-------- Material shown

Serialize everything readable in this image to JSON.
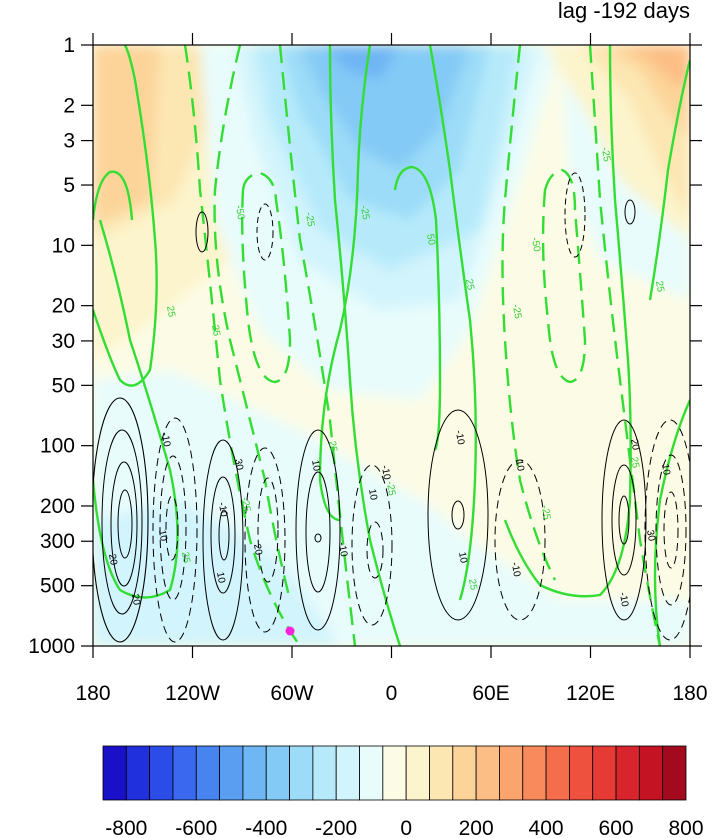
{
  "title_right": "lag -192 days",
  "chart_data": {
    "type": "contour",
    "x_ticks": [
      "180",
      "120W",
      "60W",
      "0",
      "60E",
      "120E",
      "180"
    ],
    "y_ticks": [
      "1",
      "2",
      "3",
      "5",
      "10",
      "20",
      "30",
      "50",
      "100",
      "200",
      "300",
      "500",
      "1000"
    ],
    "y_scale": "log",
    "y_reversed": true,
    "colorbar": {
      "labels": [
        "-800",
        "-600",
        "-400",
        "-200",
        "0",
        "200",
        "400",
        "600",
        "800"
      ],
      "colors": [
        "#1a10c8",
        "#2030dc",
        "#2c4ce8",
        "#3a68ee",
        "#4884f0",
        "#5a9ef2",
        "#6eb6f4",
        "#84caf6",
        "#9cdcf8",
        "#b6eafa",
        "#d2f4fc",
        "#e8fcfc",
        "#fcfce6",
        "#fcf4cc",
        "#fce6b2",
        "#fcd49a",
        "#fcbe84",
        "#fca46e",
        "#f88a5c",
        "#f46e4c",
        "#ee523e",
        "#e63a34",
        "#d8242c",
        "#c41424",
        "#a40a1e"
      ]
    },
    "black_contour_labels": [
      "-10",
      "10",
      "20",
      "30",
      "-10",
      "10",
      "20",
      "10",
      "-10",
      "10",
      "-10",
      "10",
      "-10",
      "10",
      "20",
      "30",
      "-10",
      "10",
      "20",
      "-10"
    ],
    "green_contour_labels": [
      "25",
      "-50",
      "-25",
      "25",
      "-25",
      "25",
      "-25",
      "50",
      "25",
      "-25",
      "-50",
      "-25",
      "25",
      "-25",
      "25",
      "25",
      "-25",
      "25"
    ]
  }
}
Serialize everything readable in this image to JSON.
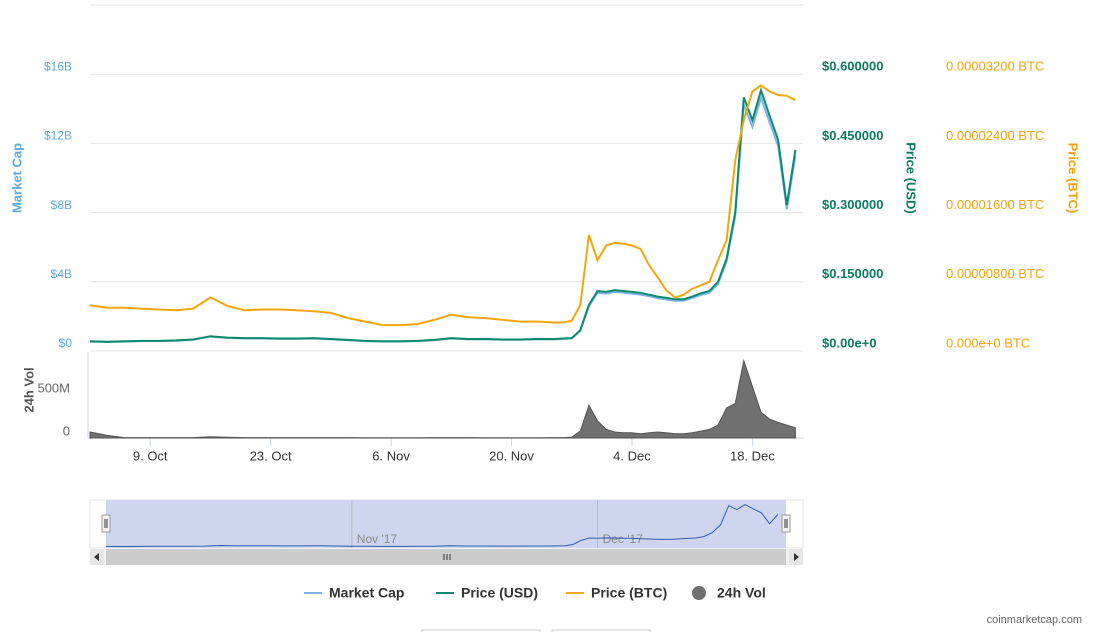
{
  "chart_data": {
    "type": "line",
    "x": [
      "2017-10-02",
      "2017-10-04",
      "2017-10-06",
      "2017-10-08",
      "2017-10-10",
      "2017-10-12",
      "2017-10-14",
      "2017-10-16",
      "2017-10-18",
      "2017-10-20",
      "2017-10-22",
      "2017-10-24",
      "2017-10-26",
      "2017-10-28",
      "2017-10-30",
      "2017-11-01",
      "2017-11-03",
      "2017-11-05",
      "2017-11-07",
      "2017-11-09",
      "2017-11-11",
      "2017-11-13",
      "2017-11-15",
      "2017-11-17",
      "2017-11-19",
      "2017-11-21",
      "2017-11-23",
      "2017-11-25",
      "2017-11-26",
      "2017-11-27",
      "2017-11-28",
      "2017-11-29",
      "2017-11-30",
      "2017-12-01",
      "2017-12-02",
      "2017-12-03",
      "2017-12-04",
      "2017-12-05",
      "2017-12-06",
      "2017-12-07",
      "2017-12-08",
      "2017-12-09",
      "2017-12-10",
      "2017-12-11",
      "2017-12-12",
      "2017-12-13",
      "2017-12-14",
      "2017-12-15",
      "2017-12-16",
      "2017-12-17",
      "2017-12-18",
      "2017-12-19",
      "2017-12-20",
      "2017-12-21",
      "2017-12-22",
      "2017-12-23"
    ],
    "xlim": [
      "2017-10-02",
      "2017-12-24"
    ],
    "xticks": [
      {
        "value": "2017-10-09",
        "label": "9. Oct"
      },
      {
        "value": "2017-10-23",
        "label": "23. Oct"
      },
      {
        "value": "2017-11-06",
        "label": "6. Nov"
      },
      {
        "value": "2017-11-20",
        "label": "20. Nov"
      },
      {
        "value": "2017-12-04",
        "label": "4. Dec"
      },
      {
        "value": "2017-12-18",
        "label": "18. Dec"
      }
    ],
    "series": [
      {
        "name": "Market Cap",
        "color": "#7cb5ec",
        "axis": "y",
        "values": [
          544000000.0,
          518000000.0,
          544000000.0,
          570000000.0,
          570000000.0,
          596000000.0,
          648000000.0,
          829000000.0,
          751000000.0,
          725000000.0,
          725000000.0,
          699000000.0,
          699000000.0,
          725000000.0,
          673000000.0,
          622000000.0,
          570000000.0,
          544000000.0,
          544000000.0,
          570000000.0,
          622000000.0,
          725000000.0,
          673000000.0,
          673000000.0,
          648000000.0,
          648000000.0,
          673000000.0,
          673000000.0,
          699000000.0,
          725000000.0,
          1166000000.0,
          2590000000.0,
          3367000000.0,
          3315000000.0,
          3419000000.0,
          3367000000.0,
          3315000000.0,
          3263000000.0,
          3160000000.0,
          3056000000.0,
          2979000000.0,
          2901000000.0,
          2901000000.0,
          3056000000.0,
          3238000000.0,
          3367000000.0,
          3885000000.0,
          5180000000.0,
          7770000000.0,
          14245000000.0,
          12950000000.0,
          14634000000.0,
          13209000000.0,
          11836000000.0,
          8184000000.0,
          11292000000.0
        ]
      },
      {
        "name": "Price (USD)",
        "color": "#0c8a6b",
        "axis": "y2",
        "values": [
          0.021,
          0.02,
          0.021,
          0.022,
          0.022,
          0.023,
          0.025,
          0.032,
          0.029,
          0.028,
          0.028,
          0.027,
          0.027,
          0.028,
          0.026,
          0.024,
          0.022,
          0.021,
          0.021,
          0.022,
          0.024,
          0.028,
          0.026,
          0.026,
          0.025,
          0.025,
          0.026,
          0.026,
          0.027,
          0.028,
          0.045,
          0.1,
          0.13,
          0.128,
          0.132,
          0.13,
          0.128,
          0.126,
          0.122,
          0.118,
          0.115,
          0.112,
          0.112,
          0.118,
          0.125,
          0.13,
          0.15,
          0.2,
          0.3,
          0.55,
          0.5,
          0.565,
          0.51,
          0.457,
          0.316,
          0.436
        ]
      },
      {
        "name": "Price (BTC)",
        "color": "#f2a60c",
        "axis": "y3",
        "values": [
          5.3e-06,
          5e-06,
          5e-06,
          4.9e-06,
          4.8e-06,
          4.7e-06,
          4.9e-06,
          6.2e-06,
          5.2e-06,
          4.7e-06,
          4.8e-06,
          4.8e-06,
          4.7e-06,
          4.6e-06,
          4.4e-06,
          3.8e-06,
          3.4e-06,
          3e-06,
          3e-06,
          3.1e-06,
          3.6e-06,
          4.2e-06,
          3.9e-06,
          3.8e-06,
          3.6e-06,
          3.4e-06,
          3.4e-06,
          3.3e-06,
          3.3e-06,
          3.5e-06,
          5.3e-06,
          1.34e-05,
          1.05e-05,
          1.22e-05,
          1.25e-05,
          1.24e-05,
          1.22e-05,
          1.18e-05,
          9.9e-06,
          8.5e-06,
          7e-06,
          6.2e-06,
          6.5e-06,
          7.2e-06,
          7.6e-06,
          8e-06,
          1.05e-05,
          1.28e-05,
          2.2e-05,
          2.67e-05,
          3e-05,
          3.07e-05,
          3e-05,
          2.96e-05,
          2.95e-05,
          2.9e-05
        ]
      },
      {
        "name": "24h Vol",
        "color": "#707070",
        "axis": "vol",
        "type": "area",
        "values": [
          70000000.0,
          30000000.0,
          5000000.0,
          5000000.0,
          5000000.0,
          5000000.0,
          5000000.0,
          15000000.0,
          8000000.0,
          5000000.0,
          5000000.0,
          5000000.0,
          5000000.0,
          5000000.0,
          5000000.0,
          5000000.0,
          4000000.0,
          4000000.0,
          4000000.0,
          4000000.0,
          5000000.0,
          5000000.0,
          5000000.0,
          4000000.0,
          4000000.0,
          4000000.0,
          4000000.0,
          5000000.0,
          5000000.0,
          10000000.0,
          80000000.0,
          380000000.0,
          200000000.0,
          100000000.0,
          70000000.0,
          60000000.0,
          60000000.0,
          50000000.0,
          60000000.0,
          70000000.0,
          60000000.0,
          50000000.0,
          50000000.0,
          60000000.0,
          80000000.0,
          100000000.0,
          150000000.0,
          350000000.0,
          400000000.0,
          900000000.0,
          600000000.0,
          300000000.0,
          220000000.0,
          180000000.0,
          150000000.0,
          120000000.0
        ]
      }
    ],
    "ylabel": "Market Cap",
    "ylim": [
      0,
      20000000000.0
    ],
    "yticks": [
      {
        "value": 0,
        "label": "$0"
      },
      {
        "value": 4000000000.0,
        "label": "$4B"
      },
      {
        "value": 8000000000.0,
        "label": "$8B"
      },
      {
        "value": 12000000000.0,
        "label": "$12B"
      },
      {
        "value": 16000000000.0,
        "label": "$16B"
      }
    ],
    "y2label": "Price (USD)",
    "y2lim": [
      0,
      0.75
    ],
    "y2ticks": [
      {
        "value": 0,
        "label": "$0.00e+0"
      },
      {
        "value": 0.15,
        "label": "$0.150000"
      },
      {
        "value": 0.3,
        "label": "$0.300000"
      },
      {
        "value": 0.45,
        "label": "$0.450000"
      },
      {
        "value": 0.6,
        "label": "$0.600000"
      }
    ],
    "y3label": "Price (BTC)",
    "y3lim": [
      0,
      4e-05
    ],
    "y3ticks": [
      {
        "value": 0,
        "label": "0.000e+0 BTC"
      },
      {
        "value": 8e-06,
        "label": "0.00000800 BTC"
      },
      {
        "value": 1.6e-05,
        "label": "0.00001600 BTC"
      },
      {
        "value": 2.4e-05,
        "label": "0.00002400 BTC"
      },
      {
        "value": 3.2e-05,
        "label": "0.00003200 BTC"
      }
    ],
    "vol_ylabel": "24h Vol",
    "vol_ylim": [
      0,
      1000000000.0
    ],
    "vol_yticks": [
      0,
      {
        "value": 500000000.0,
        "label": "500M"
      }
    ],
    "grid": true,
    "navigator": {
      "ylim": [
        0,
        15500000000.0
      ],
      "xticks": [
        {
          "value": "2017-11-01",
          "label": "Nov '17"
        },
        {
          "value": "2017-12-01",
          "label": "Dec '17"
        }
      ]
    }
  },
  "credit": "coinmarketcap.com"
}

----------------

#### [Problem to solve]
Copy each line above containing the string "name".

#### [Answer]
        "name": "Market Cap",
        "name": "Price (USD)",
        "name": "Price (BTC)",
        "name": "24h Vol",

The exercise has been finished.